* Data for the task:
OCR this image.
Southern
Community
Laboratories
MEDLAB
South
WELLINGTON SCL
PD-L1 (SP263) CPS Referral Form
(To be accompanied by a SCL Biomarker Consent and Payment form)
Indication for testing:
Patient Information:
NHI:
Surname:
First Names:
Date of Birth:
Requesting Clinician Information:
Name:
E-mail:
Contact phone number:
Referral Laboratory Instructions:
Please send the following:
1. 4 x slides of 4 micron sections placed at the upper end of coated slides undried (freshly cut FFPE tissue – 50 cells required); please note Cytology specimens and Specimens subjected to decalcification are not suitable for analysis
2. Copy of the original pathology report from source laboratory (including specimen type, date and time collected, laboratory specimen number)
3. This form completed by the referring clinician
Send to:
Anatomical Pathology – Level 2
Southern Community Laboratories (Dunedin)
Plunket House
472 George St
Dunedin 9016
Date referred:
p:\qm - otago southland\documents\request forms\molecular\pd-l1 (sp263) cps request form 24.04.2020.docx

* * *

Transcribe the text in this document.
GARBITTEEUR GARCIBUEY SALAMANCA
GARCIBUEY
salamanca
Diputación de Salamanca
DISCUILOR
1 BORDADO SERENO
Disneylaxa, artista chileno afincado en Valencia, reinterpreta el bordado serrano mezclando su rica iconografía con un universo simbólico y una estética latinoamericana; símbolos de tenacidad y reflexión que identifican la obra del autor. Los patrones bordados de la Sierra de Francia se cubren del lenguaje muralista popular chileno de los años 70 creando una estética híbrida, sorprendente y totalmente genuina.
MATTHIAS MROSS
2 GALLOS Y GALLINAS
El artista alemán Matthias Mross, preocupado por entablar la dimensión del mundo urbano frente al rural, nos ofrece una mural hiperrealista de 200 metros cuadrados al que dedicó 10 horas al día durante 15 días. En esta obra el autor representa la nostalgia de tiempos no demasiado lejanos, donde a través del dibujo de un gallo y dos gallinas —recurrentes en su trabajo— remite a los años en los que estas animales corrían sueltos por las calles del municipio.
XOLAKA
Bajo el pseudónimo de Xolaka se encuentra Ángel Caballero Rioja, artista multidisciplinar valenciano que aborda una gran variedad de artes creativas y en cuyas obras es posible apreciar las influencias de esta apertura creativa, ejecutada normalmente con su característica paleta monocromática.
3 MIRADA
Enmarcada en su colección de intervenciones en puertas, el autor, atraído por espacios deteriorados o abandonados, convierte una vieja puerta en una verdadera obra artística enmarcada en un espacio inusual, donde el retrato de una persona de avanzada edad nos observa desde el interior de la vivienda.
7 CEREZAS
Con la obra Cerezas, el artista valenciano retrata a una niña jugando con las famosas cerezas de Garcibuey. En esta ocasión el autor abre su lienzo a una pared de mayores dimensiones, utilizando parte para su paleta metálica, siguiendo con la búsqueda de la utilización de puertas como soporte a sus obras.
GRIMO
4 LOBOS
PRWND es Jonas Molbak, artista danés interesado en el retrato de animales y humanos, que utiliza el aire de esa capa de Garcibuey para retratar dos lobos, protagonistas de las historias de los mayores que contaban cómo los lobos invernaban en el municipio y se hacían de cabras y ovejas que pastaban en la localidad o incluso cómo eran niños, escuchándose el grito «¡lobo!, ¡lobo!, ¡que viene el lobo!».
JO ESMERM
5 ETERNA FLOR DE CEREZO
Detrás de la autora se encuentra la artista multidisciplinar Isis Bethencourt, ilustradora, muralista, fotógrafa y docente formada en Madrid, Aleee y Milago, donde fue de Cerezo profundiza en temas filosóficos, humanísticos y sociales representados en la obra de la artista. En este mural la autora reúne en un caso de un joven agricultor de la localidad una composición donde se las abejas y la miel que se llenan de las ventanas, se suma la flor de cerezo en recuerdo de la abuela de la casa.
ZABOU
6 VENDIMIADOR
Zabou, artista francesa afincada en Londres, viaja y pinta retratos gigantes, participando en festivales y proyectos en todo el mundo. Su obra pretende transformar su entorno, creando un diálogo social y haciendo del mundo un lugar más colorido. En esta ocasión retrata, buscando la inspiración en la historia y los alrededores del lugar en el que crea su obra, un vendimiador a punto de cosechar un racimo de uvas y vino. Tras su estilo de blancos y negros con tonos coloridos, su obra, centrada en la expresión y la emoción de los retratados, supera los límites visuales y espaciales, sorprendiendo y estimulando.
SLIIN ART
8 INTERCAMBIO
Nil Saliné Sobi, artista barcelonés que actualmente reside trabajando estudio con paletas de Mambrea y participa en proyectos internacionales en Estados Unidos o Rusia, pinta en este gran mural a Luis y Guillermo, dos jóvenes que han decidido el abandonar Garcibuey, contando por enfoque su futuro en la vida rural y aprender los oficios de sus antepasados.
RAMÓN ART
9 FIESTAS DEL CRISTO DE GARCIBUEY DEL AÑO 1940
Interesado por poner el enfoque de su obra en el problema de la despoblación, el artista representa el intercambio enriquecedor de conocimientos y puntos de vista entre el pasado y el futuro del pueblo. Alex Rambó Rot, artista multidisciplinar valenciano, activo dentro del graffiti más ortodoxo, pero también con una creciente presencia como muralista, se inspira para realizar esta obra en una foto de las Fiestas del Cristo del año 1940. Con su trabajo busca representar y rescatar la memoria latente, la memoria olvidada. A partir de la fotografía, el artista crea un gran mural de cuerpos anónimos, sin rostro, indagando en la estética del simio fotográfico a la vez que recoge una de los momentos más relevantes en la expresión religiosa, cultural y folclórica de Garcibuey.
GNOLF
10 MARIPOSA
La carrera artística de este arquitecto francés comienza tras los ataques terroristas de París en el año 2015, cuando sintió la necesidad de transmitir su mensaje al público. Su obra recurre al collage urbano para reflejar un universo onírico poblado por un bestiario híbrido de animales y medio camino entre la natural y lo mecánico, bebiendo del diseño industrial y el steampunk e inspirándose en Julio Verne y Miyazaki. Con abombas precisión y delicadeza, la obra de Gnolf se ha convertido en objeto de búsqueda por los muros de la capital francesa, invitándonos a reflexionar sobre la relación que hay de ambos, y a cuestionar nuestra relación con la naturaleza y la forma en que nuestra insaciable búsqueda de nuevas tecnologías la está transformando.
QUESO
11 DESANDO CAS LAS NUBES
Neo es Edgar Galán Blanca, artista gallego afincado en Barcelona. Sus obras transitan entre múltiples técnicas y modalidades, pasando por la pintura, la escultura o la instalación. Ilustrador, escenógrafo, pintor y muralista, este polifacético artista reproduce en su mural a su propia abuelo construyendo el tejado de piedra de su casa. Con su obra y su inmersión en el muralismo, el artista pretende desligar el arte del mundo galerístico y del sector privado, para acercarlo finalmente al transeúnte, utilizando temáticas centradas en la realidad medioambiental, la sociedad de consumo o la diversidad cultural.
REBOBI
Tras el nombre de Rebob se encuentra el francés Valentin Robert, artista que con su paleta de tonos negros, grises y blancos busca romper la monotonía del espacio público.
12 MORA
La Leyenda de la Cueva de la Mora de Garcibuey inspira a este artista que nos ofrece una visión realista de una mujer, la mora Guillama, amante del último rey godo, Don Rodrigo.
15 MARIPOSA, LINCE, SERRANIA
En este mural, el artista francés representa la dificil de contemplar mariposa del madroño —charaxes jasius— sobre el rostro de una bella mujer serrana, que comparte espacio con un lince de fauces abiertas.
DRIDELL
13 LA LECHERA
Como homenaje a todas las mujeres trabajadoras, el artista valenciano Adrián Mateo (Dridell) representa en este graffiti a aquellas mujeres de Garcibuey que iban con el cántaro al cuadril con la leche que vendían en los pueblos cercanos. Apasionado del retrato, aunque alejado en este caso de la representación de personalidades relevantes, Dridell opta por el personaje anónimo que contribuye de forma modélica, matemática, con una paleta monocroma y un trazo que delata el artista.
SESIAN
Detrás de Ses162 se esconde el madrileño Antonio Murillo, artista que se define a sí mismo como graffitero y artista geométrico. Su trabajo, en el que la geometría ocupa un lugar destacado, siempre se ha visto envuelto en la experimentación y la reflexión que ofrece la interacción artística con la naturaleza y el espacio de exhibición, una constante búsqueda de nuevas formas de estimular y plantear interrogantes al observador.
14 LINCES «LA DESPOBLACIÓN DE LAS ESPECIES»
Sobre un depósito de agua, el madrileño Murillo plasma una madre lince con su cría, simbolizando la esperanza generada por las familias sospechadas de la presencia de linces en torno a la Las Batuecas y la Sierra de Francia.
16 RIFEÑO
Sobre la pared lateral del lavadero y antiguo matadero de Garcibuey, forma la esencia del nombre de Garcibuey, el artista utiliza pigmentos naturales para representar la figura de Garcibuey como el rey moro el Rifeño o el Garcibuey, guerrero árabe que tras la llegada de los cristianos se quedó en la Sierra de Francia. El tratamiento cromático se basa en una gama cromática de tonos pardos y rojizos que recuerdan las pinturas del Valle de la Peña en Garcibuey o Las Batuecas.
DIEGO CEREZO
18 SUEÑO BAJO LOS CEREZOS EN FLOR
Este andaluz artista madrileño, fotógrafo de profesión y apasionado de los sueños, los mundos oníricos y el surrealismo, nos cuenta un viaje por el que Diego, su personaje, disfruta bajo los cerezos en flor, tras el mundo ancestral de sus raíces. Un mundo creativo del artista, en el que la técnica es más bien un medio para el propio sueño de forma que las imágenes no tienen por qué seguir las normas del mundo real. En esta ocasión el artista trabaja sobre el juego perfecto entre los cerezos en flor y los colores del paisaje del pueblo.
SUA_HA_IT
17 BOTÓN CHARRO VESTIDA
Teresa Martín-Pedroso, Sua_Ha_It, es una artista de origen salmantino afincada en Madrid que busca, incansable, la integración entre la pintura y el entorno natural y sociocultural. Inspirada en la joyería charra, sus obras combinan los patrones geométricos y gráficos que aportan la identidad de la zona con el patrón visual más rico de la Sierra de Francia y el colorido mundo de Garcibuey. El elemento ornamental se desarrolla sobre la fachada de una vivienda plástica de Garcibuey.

---

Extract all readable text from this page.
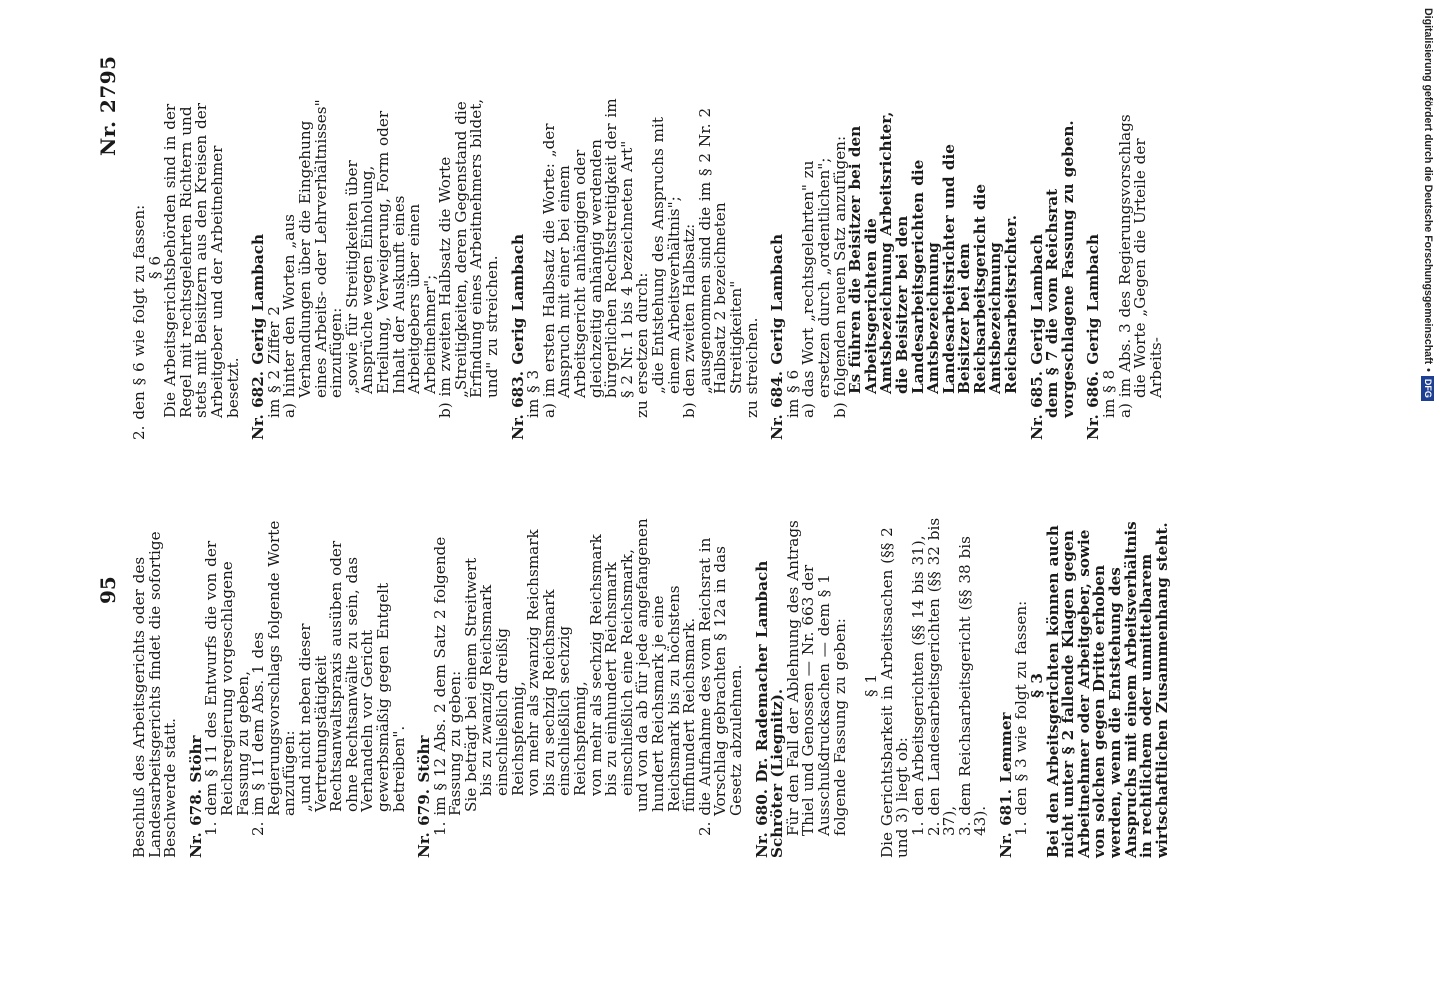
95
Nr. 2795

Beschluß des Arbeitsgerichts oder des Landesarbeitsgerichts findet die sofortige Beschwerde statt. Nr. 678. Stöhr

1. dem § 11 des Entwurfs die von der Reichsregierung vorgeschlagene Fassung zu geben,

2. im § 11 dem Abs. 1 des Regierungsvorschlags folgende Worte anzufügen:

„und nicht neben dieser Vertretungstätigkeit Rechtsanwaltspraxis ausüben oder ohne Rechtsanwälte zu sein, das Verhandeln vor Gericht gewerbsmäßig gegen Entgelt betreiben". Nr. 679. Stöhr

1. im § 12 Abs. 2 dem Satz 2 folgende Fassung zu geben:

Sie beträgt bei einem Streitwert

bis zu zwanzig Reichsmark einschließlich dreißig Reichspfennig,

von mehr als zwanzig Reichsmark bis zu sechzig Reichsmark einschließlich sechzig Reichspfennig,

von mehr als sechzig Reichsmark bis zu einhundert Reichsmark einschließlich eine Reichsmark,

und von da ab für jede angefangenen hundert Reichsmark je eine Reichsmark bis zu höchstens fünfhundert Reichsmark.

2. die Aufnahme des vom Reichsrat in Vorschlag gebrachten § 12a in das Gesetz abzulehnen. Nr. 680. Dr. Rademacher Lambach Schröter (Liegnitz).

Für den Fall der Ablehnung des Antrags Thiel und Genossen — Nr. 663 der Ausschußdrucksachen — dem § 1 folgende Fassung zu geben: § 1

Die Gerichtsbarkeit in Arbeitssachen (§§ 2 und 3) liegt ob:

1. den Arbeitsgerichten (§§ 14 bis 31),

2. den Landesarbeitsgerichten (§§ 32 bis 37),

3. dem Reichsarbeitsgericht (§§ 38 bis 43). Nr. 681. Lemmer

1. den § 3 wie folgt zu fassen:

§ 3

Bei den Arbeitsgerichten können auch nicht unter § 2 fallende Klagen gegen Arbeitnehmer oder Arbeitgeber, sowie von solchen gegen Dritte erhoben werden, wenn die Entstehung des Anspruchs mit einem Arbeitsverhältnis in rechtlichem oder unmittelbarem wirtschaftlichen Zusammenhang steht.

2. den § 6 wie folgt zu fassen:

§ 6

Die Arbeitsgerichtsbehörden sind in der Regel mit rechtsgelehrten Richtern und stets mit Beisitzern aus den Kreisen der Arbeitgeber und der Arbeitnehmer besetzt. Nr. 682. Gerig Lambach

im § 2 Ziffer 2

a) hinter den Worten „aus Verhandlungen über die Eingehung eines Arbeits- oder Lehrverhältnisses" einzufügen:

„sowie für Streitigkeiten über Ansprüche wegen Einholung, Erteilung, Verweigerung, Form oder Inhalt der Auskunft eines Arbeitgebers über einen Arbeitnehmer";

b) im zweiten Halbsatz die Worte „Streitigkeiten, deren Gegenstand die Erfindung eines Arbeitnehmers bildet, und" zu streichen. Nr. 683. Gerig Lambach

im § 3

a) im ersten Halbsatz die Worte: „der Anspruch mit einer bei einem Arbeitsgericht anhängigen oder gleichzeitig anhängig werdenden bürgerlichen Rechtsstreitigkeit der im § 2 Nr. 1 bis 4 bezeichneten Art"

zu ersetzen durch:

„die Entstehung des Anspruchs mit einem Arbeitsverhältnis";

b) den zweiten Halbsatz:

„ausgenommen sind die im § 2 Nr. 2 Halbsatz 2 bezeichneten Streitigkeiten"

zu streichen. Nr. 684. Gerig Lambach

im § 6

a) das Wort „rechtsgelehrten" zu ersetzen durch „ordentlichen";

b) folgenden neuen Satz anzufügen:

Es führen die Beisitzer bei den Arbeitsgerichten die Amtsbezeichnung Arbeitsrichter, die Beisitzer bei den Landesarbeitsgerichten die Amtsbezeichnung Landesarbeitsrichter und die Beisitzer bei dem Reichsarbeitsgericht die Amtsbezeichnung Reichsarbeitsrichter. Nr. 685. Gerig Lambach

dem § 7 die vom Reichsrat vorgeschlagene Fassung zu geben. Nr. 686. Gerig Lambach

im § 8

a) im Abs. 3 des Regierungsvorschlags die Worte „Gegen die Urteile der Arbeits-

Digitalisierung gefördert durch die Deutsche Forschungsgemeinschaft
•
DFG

* Activity: Every line of the listing that holds the word "fassen" is to be found and copied.

* Answer for this exercise:
1. den § 3 wie folgt zu fassen:
2. den § 6 wie folgt zu fassen:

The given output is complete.